▶ _Directive_
Rewrite only the listing lines starting at the one containing "Text: 1.27: 1.27 [168,130,187,139]" and ending at the one containing "Text: Repr.: Repr. [316,24,342,34]", with "Text" changed to "Label" throughout and everything else left as is.
╔══
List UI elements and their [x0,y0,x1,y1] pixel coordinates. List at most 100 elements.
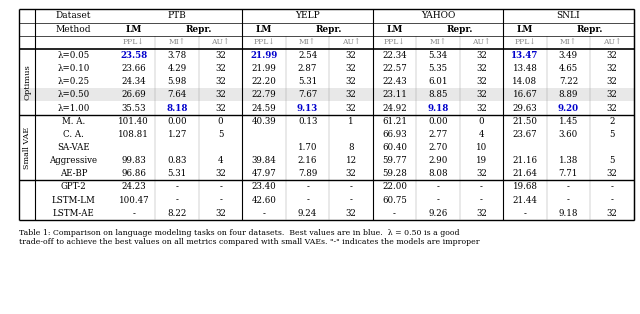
Text: 1.27: 1.27 [168,130,187,139]
Text: 26.69: 26.69 [122,90,146,100]
Text: 0.13: 0.13 [298,117,317,126]
Text: 108.81: 108.81 [118,130,149,139]
Text: 5: 5 [609,130,614,139]
Text: 2.77: 2.77 [428,130,447,139]
Text: SA-VAE: SA-VAE [58,143,90,152]
Text: 23.66: 23.66 [122,64,146,73]
Text: 29.63: 29.63 [513,104,537,112]
Text: 0.00: 0.00 [428,117,448,126]
Text: 5: 5 [609,156,614,165]
Text: 9.26: 9.26 [428,209,447,218]
Text: 60.40: 60.40 [382,143,407,152]
Text: Repr.: Repr. [316,24,342,34]
Text: Optimus: Optimus [23,64,31,100]
Text: 21.99: 21.99 [252,64,276,73]
Text: AU↑: AU↑ [342,38,360,46]
Text: 32: 32 [607,64,618,73]
Text: Repr.: Repr. [186,24,212,34]
Text: 32: 32 [346,209,356,218]
Text: 32: 32 [607,169,618,178]
Text: 32: 32 [346,51,356,60]
Text: YAHOO: YAHOO [421,12,455,20]
Text: 96.86: 96.86 [122,169,146,178]
Text: PPL↓: PPL↓ [253,38,275,46]
Text: 5.31: 5.31 [168,169,187,178]
Text: 32: 32 [607,104,618,112]
Text: 32: 32 [215,169,226,178]
Text: 32: 32 [346,104,356,112]
Text: 2: 2 [609,117,614,126]
Text: AU↑: AU↑ [472,38,491,46]
Text: 22.20: 22.20 [252,77,276,86]
Text: -: - [306,182,309,192]
Text: 47.97: 47.97 [252,169,276,178]
Text: PTB: PTB [168,12,187,20]
Text: 1.38: 1.38 [559,156,578,165]
Text: 32: 32 [476,77,487,86]
Text: 21.64: 21.64 [513,169,538,178]
Text: 8.22: 8.22 [168,209,187,218]
Text: 6.01: 6.01 [428,77,448,86]
Text: 19.68: 19.68 [513,182,538,192]
Text: 39.84: 39.84 [252,156,276,165]
Text: MI↑: MI↑ [168,38,186,46]
Text: -: - [611,196,613,205]
Text: 2.70: 2.70 [428,143,448,152]
Text: YELP: YELP [295,12,320,20]
Text: 42.60: 42.60 [252,196,276,205]
Text: 24.23: 24.23 [122,182,146,192]
Text: 2.87: 2.87 [298,64,317,73]
Text: 32: 32 [215,51,226,60]
Text: -: - [220,196,222,205]
Text: 0: 0 [218,117,223,126]
Text: 7.71: 7.71 [559,169,578,178]
Text: Repr.: Repr. [447,24,473,34]
Text: Small VAE: Small VAE [23,127,31,169]
Text: 21.50: 21.50 [513,117,538,126]
Text: GPT-2: GPT-2 [61,182,86,192]
Text: PPL↓: PPL↓ [123,38,145,46]
Text: 13.48: 13.48 [513,64,538,73]
Text: LM: LM [125,24,142,34]
Text: MI↑: MI↑ [429,38,447,46]
Text: 101.40: 101.40 [118,117,149,126]
Text: -: - [480,182,483,192]
Text: 60.75: 60.75 [382,196,407,205]
Bar [19,88,634,101]
Text: -: - [567,196,570,205]
Text: PPL↓: PPL↓ [514,38,536,46]
Text: 8.89: 8.89 [559,90,578,100]
Text: 32: 32 [607,209,618,218]
Text: 9.13: 9.13 [297,104,318,112]
Text: 32: 32 [215,104,226,112]
Text: 32: 32 [476,169,487,178]
Text: C. A.: C. A. [63,130,84,139]
Text: Dataset: Dataset [56,12,92,20]
Text: 8.08: 8.08 [428,169,448,178]
Text: -: - [132,209,135,218]
Text: 1.45: 1.45 [559,117,578,126]
Text: 7.67: 7.67 [298,90,317,100]
Text: 32: 32 [476,64,487,73]
Text: Method: Method [56,24,92,34]
Text: 24.92: 24.92 [382,104,407,112]
Text: 40.39: 40.39 [252,117,276,126]
Text: 32: 32 [215,209,226,218]
Text: -: - [436,196,440,205]
Text: MI↑: MI↑ [299,38,316,46]
Text: LSTM-AE: LSTM-AE [52,209,95,218]
Text: λ=0.10: λ=0.10 [58,64,90,73]
Text: LM: LM [516,24,533,34]
Text: 32: 32 [215,90,226,100]
Text: 0: 0 [479,117,484,126]
Text: 2.54: 2.54 [298,51,317,60]
Text: -: - [176,196,179,205]
Text: Aggressive: Aggressive [49,156,98,165]
Text: 32: 32 [346,90,356,100]
Text: -: - [393,209,396,218]
Text: 59.77: 59.77 [382,156,407,165]
Text: 5.35: 5.35 [428,64,447,73]
Text: 7.89: 7.89 [298,169,317,178]
Text: 35.53: 35.53 [122,104,146,112]
Text: -: - [220,182,222,192]
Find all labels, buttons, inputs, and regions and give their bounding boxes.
╚══
▶ _Exercise solution_
Label: 1.27: 1.27 [168,130,187,139]
Label: 26.69: 26.69 [122,90,146,100]
Label: 0.13: 0.13 [298,117,317,126]
Label: 108.81: 108.81 [118,130,149,139]
Label: 5: 5 [609,130,614,139]
Label: 2.77: 2.77 [428,130,447,139]
Label: SA-VAE: SA-VAE [58,143,90,152]
Label: 23.66: 23.66 [122,64,146,73]
Label: 29.63: 29.63 [513,104,537,112]
Label: 0.00: 0.00 [428,117,448,126]
Label: 5: 5 [609,156,614,165]
Label: 9.26: 9.26 [428,209,447,218]
Label: 60.40: 60.40 [382,143,407,152]
Label: Repr.: Repr. [316,24,342,34]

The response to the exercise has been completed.